= Job =
Among the entries below, count the lines where the string "text" occurs, and give only the number.

>> BEGIN

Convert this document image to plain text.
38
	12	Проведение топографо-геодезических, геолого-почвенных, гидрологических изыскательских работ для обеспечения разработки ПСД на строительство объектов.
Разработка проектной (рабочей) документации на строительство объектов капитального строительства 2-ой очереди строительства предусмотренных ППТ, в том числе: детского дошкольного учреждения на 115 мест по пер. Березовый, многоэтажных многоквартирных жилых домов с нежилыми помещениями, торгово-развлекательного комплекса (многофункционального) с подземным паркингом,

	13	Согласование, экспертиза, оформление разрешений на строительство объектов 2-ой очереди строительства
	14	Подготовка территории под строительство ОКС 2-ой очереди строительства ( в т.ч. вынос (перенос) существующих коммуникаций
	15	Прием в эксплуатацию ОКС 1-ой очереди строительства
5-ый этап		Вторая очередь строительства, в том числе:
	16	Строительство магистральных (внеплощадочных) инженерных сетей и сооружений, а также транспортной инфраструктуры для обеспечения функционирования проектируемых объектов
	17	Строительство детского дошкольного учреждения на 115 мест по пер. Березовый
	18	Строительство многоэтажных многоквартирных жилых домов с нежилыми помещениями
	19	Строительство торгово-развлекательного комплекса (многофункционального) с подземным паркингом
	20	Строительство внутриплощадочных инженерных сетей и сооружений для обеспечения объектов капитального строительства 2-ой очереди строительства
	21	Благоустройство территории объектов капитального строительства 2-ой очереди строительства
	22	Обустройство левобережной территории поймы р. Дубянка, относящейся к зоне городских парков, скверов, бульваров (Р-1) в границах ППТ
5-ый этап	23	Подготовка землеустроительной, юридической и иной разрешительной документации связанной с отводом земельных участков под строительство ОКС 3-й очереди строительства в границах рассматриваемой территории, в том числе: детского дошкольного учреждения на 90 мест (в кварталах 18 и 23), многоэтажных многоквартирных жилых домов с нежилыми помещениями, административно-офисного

>> END
>> BEGIN

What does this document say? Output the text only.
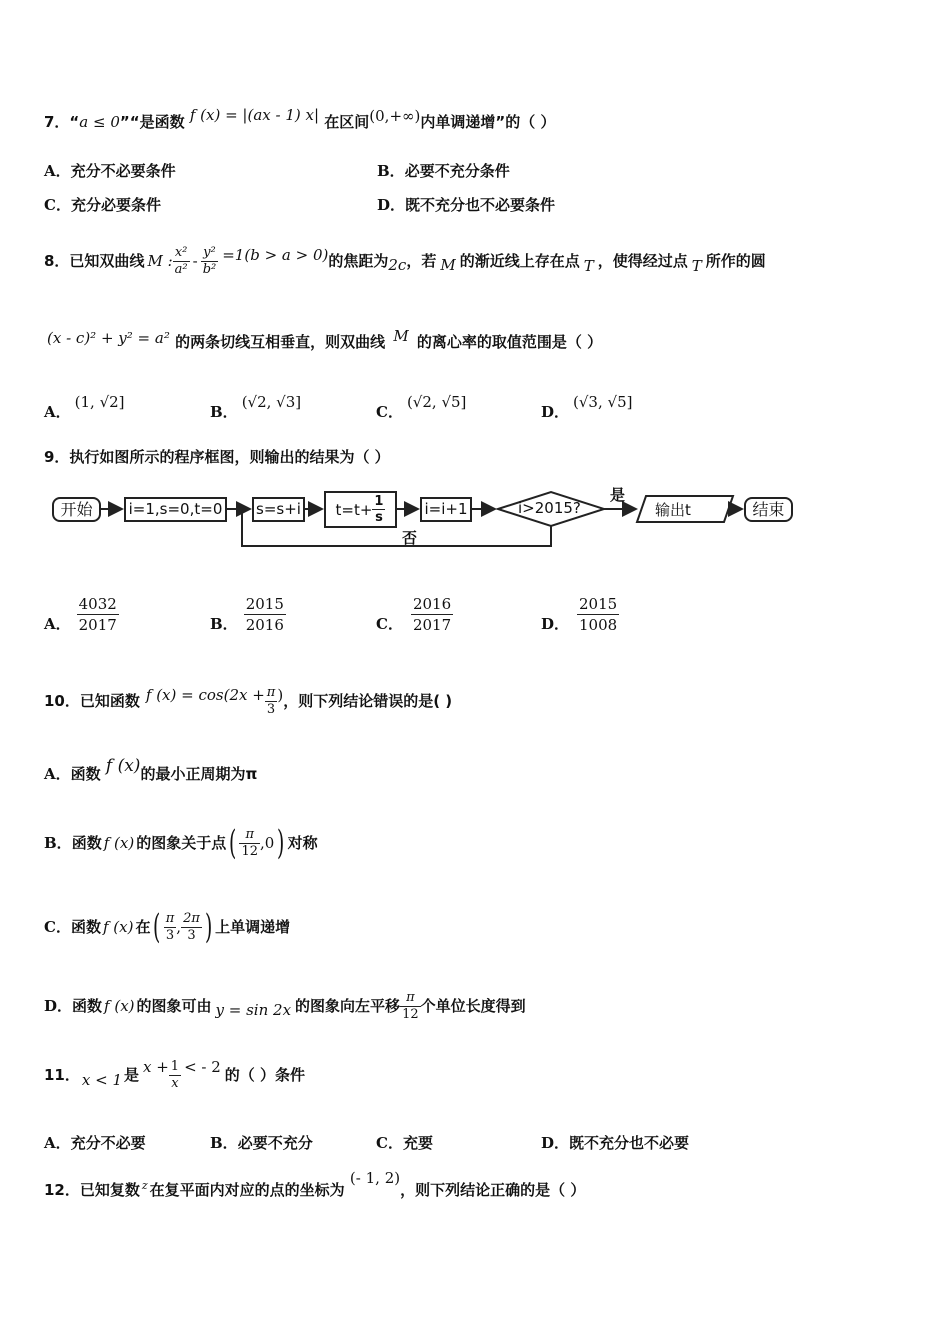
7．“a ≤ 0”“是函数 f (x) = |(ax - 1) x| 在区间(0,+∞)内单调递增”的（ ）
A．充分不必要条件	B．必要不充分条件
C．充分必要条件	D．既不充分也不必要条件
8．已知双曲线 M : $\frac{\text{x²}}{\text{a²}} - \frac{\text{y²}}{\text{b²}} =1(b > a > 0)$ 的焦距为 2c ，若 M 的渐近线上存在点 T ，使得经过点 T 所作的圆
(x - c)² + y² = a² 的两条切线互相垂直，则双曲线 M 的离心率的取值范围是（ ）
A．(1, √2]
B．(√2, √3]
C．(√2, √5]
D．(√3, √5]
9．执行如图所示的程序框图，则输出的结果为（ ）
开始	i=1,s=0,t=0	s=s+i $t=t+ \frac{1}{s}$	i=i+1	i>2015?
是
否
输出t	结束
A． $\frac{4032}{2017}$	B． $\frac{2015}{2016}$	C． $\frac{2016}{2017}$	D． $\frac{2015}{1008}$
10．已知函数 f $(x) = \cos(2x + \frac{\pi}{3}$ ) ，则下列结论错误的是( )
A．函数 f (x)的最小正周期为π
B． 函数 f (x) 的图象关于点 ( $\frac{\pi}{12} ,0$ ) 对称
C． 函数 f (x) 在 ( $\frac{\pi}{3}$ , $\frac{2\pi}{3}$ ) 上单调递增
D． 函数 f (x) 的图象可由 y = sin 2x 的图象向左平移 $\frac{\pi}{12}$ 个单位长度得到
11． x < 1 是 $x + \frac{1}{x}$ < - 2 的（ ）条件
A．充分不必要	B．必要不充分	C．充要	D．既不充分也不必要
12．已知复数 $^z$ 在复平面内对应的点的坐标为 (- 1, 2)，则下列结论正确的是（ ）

>> END

= Correct output =
3